**Problem to solve:** Lines holding the string "label" are the ones to copy from this listing.

Items from a data source:
-----

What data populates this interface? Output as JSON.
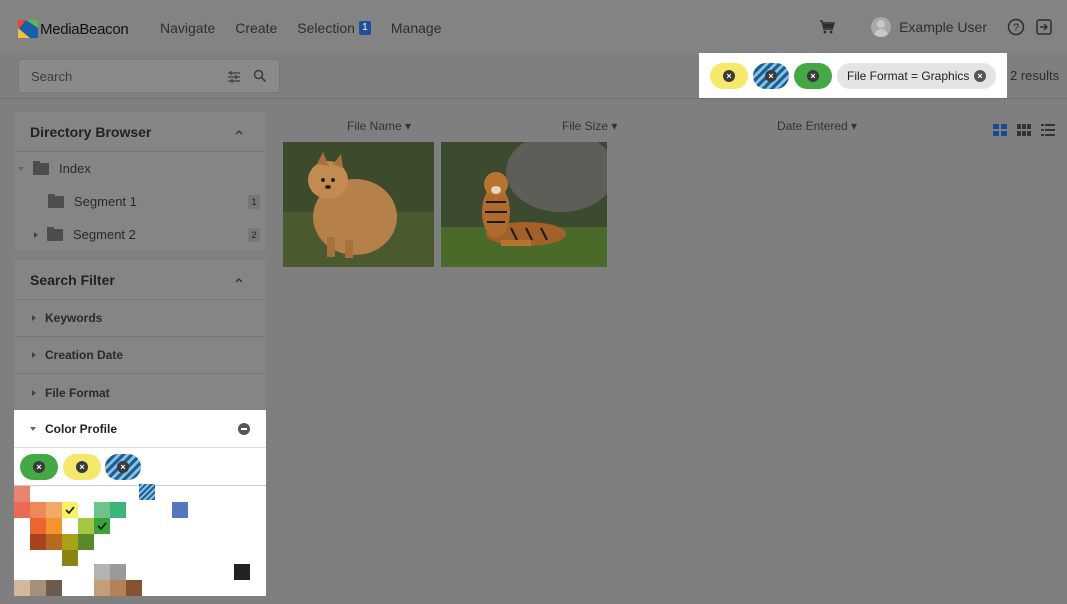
{
  "app": {
    "logo_text": "MediaBeacon"
  },
  "nav": {
    "items": [
      "Navigate",
      "Create",
      "Selection",
      "Manage"
    ],
    "selection_count": "1"
  },
  "header": {
    "user_name": "Example User"
  },
  "search": {
    "placeholder": "Search"
  },
  "active_filters": {
    "pills": [
      {
        "color": "#f4e96a",
        "kind": "yellow"
      },
      {
        "color": "#6fa3c8",
        "kind": "striped"
      },
      {
        "color": "#44a845",
        "kind": "green"
      }
    ],
    "format_filter": "File Format = Graphics",
    "results": "2 results"
  },
  "directory": {
    "title": "Directory Browser",
    "items": [
      {
        "label": "Index"
      },
      {
        "label": "Segment 1",
        "count": "1"
      },
      {
        "label": "Segment 2",
        "count": "2"
      }
    ]
  },
  "search_filter": {
    "title": "Search Filter",
    "items": [
      "Keywords",
      "Creation Date",
      "File Format"
    ],
    "color_profile": "Color Profile"
  },
  "color_profile_pills": [
    {
      "color": "#44a845",
      "kind": "green"
    },
    {
      "color": "#f4e96a",
      "kind": "yellow"
    },
    {
      "color": "#6fa3c8",
      "kind": "striped"
    }
  ],
  "color_swatches": [
    "#e8836f",
    "#e96a56",
    "#f0875b",
    "#f4a967",
    "#f8f263",
    "#6fc38a",
    "#3bb57a",
    "#5875c0",
    "#ea6530",
    "#f4942c",
    "#a5c745",
    "#3aa33a",
    "#a9421e",
    "#b76a1f",
    "#a8a21b",
    "#5b8a2a",
    "#88840f",
    "#b3b3b3",
    "#9a9a9a",
    "#222222",
    "#d5b79c",
    "#a58f7d",
    "#6d5b4e",
    "#c39e79",
    "#b18356",
    "#845432"
  ],
  "columns": {
    "file_name": "File Name",
    "file_size": "File Size",
    "date_entered": "Date Entered"
  },
  "thumbnails": [
    {
      "subject": "pomeranian dog"
    },
    {
      "subject": "tiger"
    }
  ]
}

-----

**Output for this task:**
        "label": "Index"
        "label": "Segment 1",
        "label": "Segment 2",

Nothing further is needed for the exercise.